[Data tied to figure images]

►

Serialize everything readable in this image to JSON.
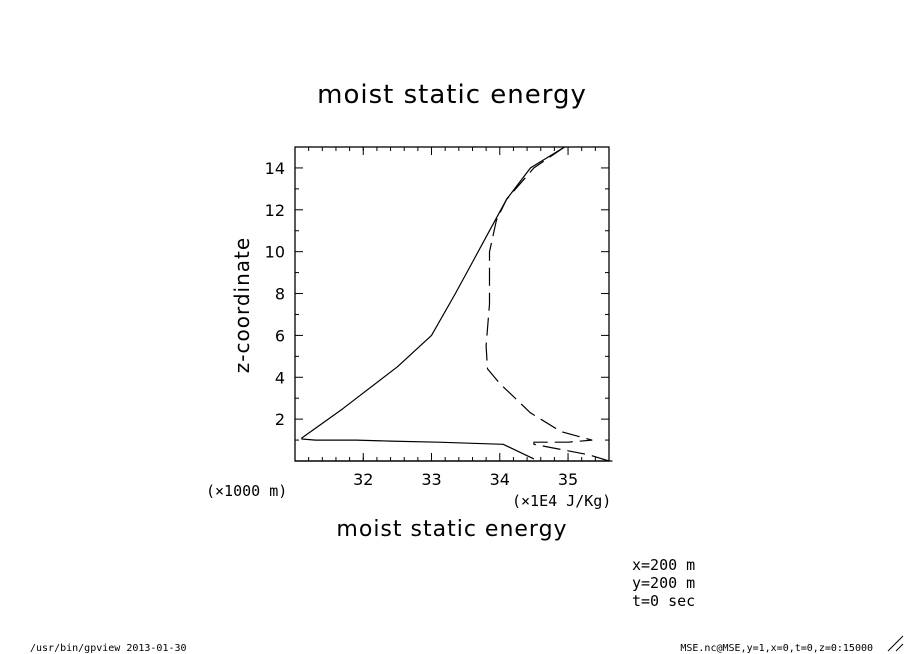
{
  "chart_data": {
    "type": "line",
    "title": "moist static energy",
    "xlabel": "moist static energy",
    "ylabel": "z-coordinate",
    "x_unit": "(×1E4 J/Kg)",
    "y_unit": "(×1000 m)",
    "xlim": [
      31.0,
      35.6
    ],
    "ylim": [
      0,
      15
    ],
    "x_ticks": [
      "32",
      "33",
      "34",
      "35"
    ],
    "y_ticks": [
      "2",
      "4",
      "6",
      "8",
      "10",
      "12",
      "14"
    ],
    "series": [
      {
        "style": "solid",
        "x": [
          34.5,
          34.05,
          33.1,
          32.4,
          31.9,
          31.3,
          31.1,
          31.1,
          31.7,
          32.5,
          33.0,
          33.35,
          33.6,
          33.85,
          34.1,
          34.45,
          34.95
        ],
        "y": [
          0.1,
          0.8,
          0.9,
          0.95,
          1.0,
          1.0,
          1.05,
          1.1,
          2.5,
          4.5,
          6.0,
          8.0,
          9.5,
          11.0,
          12.5,
          14.0,
          15.0
        ]
      },
      {
        "style": "dashed",
        "x": [
          35.6,
          35.3,
          34.5,
          34.5,
          35.0,
          35.35,
          34.9,
          34.45,
          34.0,
          33.82,
          33.8,
          33.85,
          33.85,
          33.95,
          34.1,
          34.5,
          34.95
        ],
        "y": [
          0.0,
          0.3,
          0.8,
          0.9,
          0.9,
          1.0,
          1.4,
          2.3,
          3.7,
          4.4,
          5.5,
          7.5,
          10.0,
          11.5,
          12.5,
          14.0,
          15.0
        ]
      }
    ]
  },
  "annotations": [
    "x=200 m",
    "y=200 m",
    "t=0 sec"
  ],
  "footer": {
    "left": "/usr/bin/gpview  2013-01-30",
    "right": "MSE.nc@MSE,y=1,x=0,t=0,z=0:15000"
  }
}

◄

**Written request**
Write out each entry exactly as given, but skip the pictures.

**Final result**
Serialize everything readable in this image to JSON.
{
  "chart_data": {
    "type": "line",
    "title": "moist static energy",
    "xlabel": "moist static energy",
    "ylabel": "z-coordinate",
    "x_unit": "(×1E4 J/Kg)",
    "y_unit": "(×1000 m)",
    "xlim": [
      31.0,
      35.6
    ],
    "ylim": [
      0,
      15
    ],
    "x_ticks": [
      "32",
      "33",
      "34",
      "35"
    ],
    "y_ticks": [
      "2",
      "4",
      "6",
      "8",
      "10",
      "12",
      "14"
    ],
    "series": [
      {
        "style": "solid",
        "x": [
          34.5,
          34.05,
          33.1,
          32.4,
          31.9,
          31.3,
          31.1,
          31.1,
          31.7,
          32.5,
          33.0,
          33.35,
          33.6,
          33.85,
          34.1,
          34.45,
          34.95
        ],
        "y": [
          0.1,
          0.8,
          0.9,
          0.95,
          1.0,
          1.0,
          1.05,
          1.1,
          2.5,
          4.5,
          6.0,
          8.0,
          9.5,
          11.0,
          12.5,
          14.0,
          15.0
        ]
      },
      {
        "style": "dashed",
        "x": [
          35.6,
          35.3,
          34.5,
          34.5,
          35.0,
          35.35,
          34.9,
          34.45,
          34.0,
          33.82,
          33.8,
          33.85,
          33.85,
          33.95,
          34.1,
          34.5,
          34.95
        ],
        "y": [
          0.0,
          0.3,
          0.8,
          0.9,
          0.9,
          1.0,
          1.4,
          2.3,
          3.7,
          4.4,
          5.5,
          7.5,
          10.0,
          11.5,
          12.5,
          14.0,
          15.0
        ]
      }
    ]
  },
  "annotations": [
    "x=200 m",
    "y=200 m",
    "t=0 sec"
  ],
  "footer": {
    "left": "/usr/bin/gpview  2013-01-30",
    "right": "MSE.nc@MSE,y=1,x=0,t=0,z=0:15000"
  }
}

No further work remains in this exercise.